═══ MATERIAL SHOWN
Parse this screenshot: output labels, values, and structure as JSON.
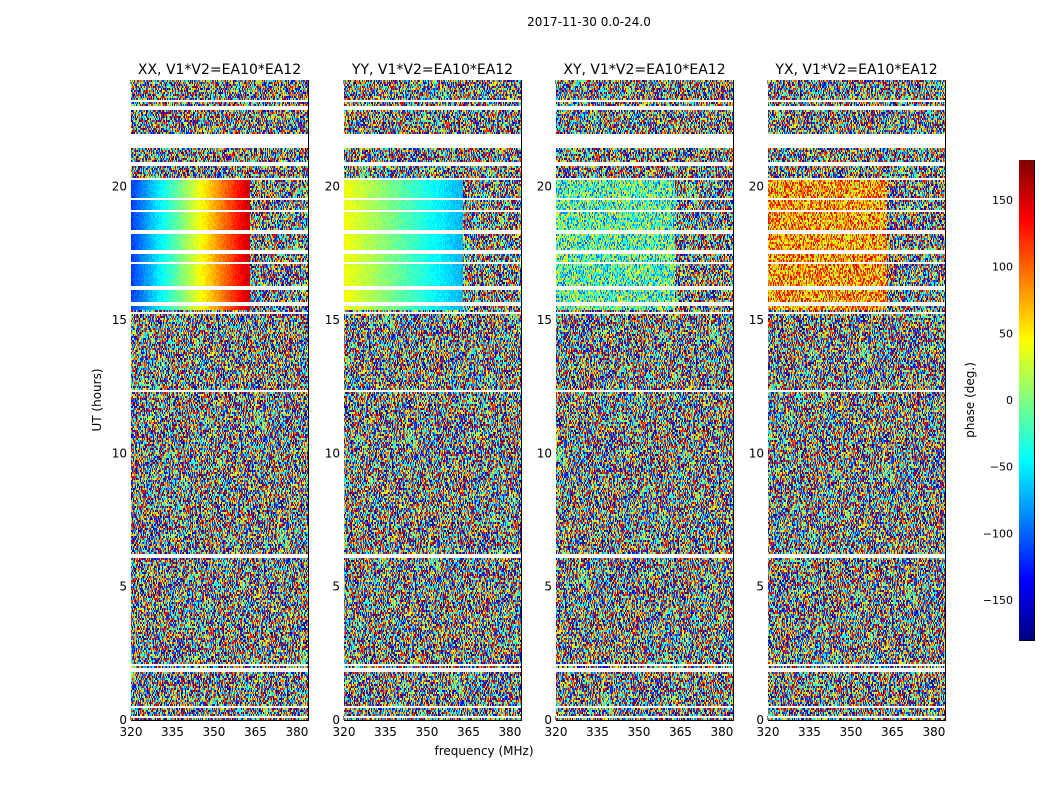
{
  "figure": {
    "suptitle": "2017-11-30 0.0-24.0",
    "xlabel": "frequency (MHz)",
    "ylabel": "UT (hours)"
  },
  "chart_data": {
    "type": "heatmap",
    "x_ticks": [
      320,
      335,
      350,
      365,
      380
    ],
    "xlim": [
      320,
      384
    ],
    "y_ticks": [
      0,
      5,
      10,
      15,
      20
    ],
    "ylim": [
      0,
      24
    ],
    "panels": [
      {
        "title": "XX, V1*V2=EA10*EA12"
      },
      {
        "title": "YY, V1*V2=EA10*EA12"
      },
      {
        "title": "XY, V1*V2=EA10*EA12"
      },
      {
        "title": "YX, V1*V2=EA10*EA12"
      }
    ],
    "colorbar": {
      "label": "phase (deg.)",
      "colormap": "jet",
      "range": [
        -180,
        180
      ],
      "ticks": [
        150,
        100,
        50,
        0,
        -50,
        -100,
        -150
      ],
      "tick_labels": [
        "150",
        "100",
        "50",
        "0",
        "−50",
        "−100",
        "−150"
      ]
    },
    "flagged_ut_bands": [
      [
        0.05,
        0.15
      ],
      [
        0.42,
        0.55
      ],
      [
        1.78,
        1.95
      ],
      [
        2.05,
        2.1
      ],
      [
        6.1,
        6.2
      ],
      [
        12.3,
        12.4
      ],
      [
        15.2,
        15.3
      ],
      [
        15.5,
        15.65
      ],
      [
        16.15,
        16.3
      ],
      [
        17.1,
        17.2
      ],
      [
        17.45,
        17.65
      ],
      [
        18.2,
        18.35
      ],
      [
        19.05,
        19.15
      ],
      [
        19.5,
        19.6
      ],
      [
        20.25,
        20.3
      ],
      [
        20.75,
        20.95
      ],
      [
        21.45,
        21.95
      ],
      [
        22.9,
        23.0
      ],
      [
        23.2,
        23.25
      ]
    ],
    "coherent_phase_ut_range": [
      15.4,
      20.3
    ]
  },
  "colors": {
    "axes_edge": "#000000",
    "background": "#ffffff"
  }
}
══════
> **AIM OF THE EXERCISE**
Extract the full listing exactly, with the pictures left out.

> **RESULT OF THIS EXERCISE**
Parse this screenshot: output labels, values, and structure as JSON.
{
  "figure": {
    "suptitle": "2017-11-30 0.0-24.0",
    "xlabel": "frequency (MHz)",
    "ylabel": "UT (hours)"
  },
  "chart_data": {
    "type": "heatmap",
    "x_ticks": [
      320,
      335,
      350,
      365,
      380
    ],
    "xlim": [
      320,
      384
    ],
    "y_ticks": [
      0,
      5,
      10,
      15,
      20
    ],
    "ylim": [
      0,
      24
    ],
    "panels": [
      {
        "title": "XX, V1*V2=EA10*EA12"
      },
      {
        "title": "YY, V1*V2=EA10*EA12"
      },
      {
        "title": "XY, V1*V2=EA10*EA12"
      },
      {
        "title": "YX, V1*V2=EA10*EA12"
      }
    ],
    "colorbar": {
      "label": "phase (deg.)",
      "colormap": "jet",
      "range": [
        -180,
        180
      ],
      "ticks": [
        150,
        100,
        50,
        0,
        -50,
        -100,
        -150
      ],
      "tick_labels": [
        "150",
        "100",
        "50",
        "0",
        "−50",
        "−100",
        "−150"
      ]
    },
    "flagged_ut_bands": [
      [
        0.05,
        0.15
      ],
      [
        0.42,
        0.55
      ],
      [
        1.78,
        1.95
      ],
      [
        2.05,
        2.1
      ],
      [
        6.1,
        6.2
      ],
      [
        12.3,
        12.4
      ],
      [
        15.2,
        15.3
      ],
      [
        15.5,
        15.65
      ],
      [
        16.15,
        16.3
      ],
      [
        17.1,
        17.2
      ],
      [
        17.45,
        17.65
      ],
      [
        18.2,
        18.35
      ],
      [
        19.05,
        19.15
      ],
      [
        19.5,
        19.6
      ],
      [
        20.25,
        20.3
      ],
      [
        20.75,
        20.95
      ],
      [
        21.45,
        21.95
      ],
      [
        22.9,
        23.0
      ],
      [
        23.2,
        23.25
      ]
    ],
    "coherent_phase_ut_range": [
      15.4,
      20.3
    ]
  },
  "colors": {
    "axes_edge": "#000000",
    "background": "#ffffff"
  }
}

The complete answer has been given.